What the task requires — Copy every line in which the string "improvements" occurs.

-- START Task input --

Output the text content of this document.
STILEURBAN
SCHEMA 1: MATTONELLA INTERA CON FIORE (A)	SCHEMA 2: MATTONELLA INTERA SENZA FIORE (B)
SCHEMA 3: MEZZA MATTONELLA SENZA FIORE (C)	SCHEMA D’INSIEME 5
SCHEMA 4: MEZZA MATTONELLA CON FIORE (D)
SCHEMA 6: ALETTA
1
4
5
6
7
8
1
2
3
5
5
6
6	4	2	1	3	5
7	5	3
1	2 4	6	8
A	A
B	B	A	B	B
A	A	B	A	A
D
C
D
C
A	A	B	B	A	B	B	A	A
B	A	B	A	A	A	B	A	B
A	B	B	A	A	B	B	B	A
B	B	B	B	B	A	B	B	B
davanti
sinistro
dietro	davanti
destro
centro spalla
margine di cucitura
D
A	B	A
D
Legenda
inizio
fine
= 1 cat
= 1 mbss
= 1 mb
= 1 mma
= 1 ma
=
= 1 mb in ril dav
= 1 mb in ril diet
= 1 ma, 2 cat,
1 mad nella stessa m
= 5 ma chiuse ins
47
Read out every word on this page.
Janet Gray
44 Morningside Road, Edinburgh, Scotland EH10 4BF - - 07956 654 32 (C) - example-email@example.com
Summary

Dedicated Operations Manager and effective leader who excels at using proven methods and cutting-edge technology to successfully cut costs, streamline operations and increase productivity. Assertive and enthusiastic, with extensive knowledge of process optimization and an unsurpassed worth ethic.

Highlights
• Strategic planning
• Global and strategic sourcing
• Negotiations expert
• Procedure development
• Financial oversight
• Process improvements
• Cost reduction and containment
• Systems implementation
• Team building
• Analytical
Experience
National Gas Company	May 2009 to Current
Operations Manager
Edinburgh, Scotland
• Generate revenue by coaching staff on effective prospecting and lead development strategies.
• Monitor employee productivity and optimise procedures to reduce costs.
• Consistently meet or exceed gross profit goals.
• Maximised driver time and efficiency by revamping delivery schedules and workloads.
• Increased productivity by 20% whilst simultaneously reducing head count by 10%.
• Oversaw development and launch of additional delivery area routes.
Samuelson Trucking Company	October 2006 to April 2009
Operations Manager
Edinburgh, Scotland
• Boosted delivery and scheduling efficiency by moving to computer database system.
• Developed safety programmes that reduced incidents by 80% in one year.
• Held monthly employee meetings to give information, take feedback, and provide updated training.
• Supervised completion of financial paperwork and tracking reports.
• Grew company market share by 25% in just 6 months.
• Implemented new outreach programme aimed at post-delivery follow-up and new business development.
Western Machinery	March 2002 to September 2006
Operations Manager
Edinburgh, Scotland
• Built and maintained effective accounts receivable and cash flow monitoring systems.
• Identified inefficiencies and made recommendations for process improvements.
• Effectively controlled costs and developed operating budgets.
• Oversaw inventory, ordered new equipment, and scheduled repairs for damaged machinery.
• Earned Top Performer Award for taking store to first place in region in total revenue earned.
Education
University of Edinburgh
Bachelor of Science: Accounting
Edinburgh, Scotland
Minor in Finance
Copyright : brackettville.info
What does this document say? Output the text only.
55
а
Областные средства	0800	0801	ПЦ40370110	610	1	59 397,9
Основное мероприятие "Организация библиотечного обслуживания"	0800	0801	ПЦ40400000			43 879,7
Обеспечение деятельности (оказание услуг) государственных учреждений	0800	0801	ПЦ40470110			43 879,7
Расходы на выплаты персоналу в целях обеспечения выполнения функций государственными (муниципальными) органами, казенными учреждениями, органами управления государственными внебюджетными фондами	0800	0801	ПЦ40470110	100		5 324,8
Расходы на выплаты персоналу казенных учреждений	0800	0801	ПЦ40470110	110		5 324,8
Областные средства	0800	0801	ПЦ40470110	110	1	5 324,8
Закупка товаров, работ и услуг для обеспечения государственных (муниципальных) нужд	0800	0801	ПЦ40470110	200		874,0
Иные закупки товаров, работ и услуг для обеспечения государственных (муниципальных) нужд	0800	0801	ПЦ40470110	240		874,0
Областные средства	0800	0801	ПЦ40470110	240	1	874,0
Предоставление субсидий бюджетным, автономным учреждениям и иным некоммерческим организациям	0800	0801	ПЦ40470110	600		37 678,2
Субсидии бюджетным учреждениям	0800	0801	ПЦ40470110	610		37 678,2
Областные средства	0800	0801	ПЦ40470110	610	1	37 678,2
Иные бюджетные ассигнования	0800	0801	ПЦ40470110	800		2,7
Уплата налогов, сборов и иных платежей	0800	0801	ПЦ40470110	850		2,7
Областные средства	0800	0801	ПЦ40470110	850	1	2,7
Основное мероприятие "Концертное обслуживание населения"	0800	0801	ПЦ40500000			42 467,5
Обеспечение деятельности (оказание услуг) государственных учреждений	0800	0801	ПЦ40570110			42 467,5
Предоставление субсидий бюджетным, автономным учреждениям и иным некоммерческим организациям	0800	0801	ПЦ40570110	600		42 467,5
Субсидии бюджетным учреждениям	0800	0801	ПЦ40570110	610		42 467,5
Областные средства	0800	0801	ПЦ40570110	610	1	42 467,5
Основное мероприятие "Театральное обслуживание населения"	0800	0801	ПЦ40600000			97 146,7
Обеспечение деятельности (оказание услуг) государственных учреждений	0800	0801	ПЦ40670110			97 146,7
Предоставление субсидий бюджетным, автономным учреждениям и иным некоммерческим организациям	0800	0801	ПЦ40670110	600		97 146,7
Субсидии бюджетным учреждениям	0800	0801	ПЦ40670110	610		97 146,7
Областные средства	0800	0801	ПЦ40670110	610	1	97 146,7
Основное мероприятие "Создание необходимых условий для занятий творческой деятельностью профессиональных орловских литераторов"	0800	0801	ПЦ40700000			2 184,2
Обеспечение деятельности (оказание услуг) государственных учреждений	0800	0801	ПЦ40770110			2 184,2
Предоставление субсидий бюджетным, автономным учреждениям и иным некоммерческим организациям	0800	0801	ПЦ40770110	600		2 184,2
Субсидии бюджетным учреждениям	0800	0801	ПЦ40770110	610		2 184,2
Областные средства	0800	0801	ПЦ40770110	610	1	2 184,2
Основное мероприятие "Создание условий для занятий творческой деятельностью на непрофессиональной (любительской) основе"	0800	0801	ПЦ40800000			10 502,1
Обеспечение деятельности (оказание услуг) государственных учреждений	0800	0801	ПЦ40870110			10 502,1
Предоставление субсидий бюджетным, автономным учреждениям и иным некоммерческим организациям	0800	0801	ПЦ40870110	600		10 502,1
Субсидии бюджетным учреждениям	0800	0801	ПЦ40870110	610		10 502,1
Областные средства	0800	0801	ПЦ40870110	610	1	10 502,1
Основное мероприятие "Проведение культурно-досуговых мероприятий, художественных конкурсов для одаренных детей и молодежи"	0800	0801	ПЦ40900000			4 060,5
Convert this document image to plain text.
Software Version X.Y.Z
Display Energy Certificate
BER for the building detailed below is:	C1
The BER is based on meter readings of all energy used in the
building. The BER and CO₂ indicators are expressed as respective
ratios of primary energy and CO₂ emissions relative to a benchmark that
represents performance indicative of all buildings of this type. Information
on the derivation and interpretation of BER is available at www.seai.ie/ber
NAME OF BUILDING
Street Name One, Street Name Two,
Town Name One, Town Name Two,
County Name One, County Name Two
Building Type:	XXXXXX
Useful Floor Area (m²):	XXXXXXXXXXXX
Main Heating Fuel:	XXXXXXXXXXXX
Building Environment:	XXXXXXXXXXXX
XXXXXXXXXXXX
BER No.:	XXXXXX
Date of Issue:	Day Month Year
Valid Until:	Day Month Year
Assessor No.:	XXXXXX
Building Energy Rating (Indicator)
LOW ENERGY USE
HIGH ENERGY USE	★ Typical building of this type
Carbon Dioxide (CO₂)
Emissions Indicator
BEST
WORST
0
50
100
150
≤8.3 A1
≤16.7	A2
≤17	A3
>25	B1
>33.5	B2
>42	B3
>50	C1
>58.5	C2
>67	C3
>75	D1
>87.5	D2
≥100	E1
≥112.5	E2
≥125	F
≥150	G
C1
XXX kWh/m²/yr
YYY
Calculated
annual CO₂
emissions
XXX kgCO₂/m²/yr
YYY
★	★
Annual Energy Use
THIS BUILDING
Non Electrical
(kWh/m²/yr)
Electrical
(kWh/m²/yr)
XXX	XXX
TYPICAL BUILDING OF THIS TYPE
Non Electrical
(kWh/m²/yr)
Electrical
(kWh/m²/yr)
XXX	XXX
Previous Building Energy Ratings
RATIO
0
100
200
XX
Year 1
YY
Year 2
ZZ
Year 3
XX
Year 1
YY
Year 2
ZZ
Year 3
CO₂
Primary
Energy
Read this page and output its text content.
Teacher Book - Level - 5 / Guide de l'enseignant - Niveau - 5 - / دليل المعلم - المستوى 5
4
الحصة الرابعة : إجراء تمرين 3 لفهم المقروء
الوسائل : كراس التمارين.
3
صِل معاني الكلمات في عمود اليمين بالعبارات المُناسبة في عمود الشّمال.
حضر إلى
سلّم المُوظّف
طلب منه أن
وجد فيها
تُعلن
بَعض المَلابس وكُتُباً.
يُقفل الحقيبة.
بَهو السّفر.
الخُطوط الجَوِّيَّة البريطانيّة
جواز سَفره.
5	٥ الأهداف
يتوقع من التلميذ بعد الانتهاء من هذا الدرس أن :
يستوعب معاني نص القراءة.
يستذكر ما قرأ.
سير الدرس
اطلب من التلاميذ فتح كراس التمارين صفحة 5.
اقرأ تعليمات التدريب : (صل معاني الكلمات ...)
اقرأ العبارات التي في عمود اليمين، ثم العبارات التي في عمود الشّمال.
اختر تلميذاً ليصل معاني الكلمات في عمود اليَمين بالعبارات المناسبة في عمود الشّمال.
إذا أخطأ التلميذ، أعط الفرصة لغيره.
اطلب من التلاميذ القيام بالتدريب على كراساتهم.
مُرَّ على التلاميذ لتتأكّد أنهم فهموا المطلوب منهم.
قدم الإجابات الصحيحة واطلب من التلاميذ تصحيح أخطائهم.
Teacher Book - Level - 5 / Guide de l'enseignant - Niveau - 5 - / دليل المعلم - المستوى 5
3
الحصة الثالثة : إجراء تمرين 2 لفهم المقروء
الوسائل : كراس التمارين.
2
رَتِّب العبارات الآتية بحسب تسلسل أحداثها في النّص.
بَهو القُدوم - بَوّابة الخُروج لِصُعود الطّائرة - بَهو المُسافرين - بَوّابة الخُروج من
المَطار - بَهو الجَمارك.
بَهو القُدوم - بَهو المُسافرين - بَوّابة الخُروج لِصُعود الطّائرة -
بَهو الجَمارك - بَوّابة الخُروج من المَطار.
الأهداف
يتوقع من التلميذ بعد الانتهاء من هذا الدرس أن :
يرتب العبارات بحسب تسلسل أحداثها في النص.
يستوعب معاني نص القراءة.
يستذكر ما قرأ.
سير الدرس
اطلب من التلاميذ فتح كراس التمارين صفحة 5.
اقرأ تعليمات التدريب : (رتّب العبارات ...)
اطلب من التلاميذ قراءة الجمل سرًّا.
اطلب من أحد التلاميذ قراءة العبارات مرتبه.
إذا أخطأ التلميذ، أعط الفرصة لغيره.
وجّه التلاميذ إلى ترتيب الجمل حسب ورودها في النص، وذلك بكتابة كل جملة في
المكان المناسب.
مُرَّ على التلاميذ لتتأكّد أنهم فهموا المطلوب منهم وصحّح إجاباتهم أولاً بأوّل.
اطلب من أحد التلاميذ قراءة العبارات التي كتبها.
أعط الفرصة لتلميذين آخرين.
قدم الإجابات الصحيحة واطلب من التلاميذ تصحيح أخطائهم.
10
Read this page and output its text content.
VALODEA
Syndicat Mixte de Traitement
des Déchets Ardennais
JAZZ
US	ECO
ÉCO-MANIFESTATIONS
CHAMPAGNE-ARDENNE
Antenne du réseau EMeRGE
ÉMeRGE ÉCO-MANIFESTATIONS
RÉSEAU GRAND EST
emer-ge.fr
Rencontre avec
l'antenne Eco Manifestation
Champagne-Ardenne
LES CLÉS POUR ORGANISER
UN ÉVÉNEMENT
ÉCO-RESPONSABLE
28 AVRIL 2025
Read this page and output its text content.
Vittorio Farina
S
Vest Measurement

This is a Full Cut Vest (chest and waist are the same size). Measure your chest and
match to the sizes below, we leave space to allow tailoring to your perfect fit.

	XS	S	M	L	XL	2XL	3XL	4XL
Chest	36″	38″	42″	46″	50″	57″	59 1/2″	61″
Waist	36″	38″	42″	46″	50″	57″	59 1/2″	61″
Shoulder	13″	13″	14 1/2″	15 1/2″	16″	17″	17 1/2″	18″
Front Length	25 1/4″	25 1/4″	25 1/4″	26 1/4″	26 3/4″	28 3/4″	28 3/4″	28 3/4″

-- END Task input --

Task solution —
• Process improvements
• Identified inefficiencies and made recommendations for process improvements.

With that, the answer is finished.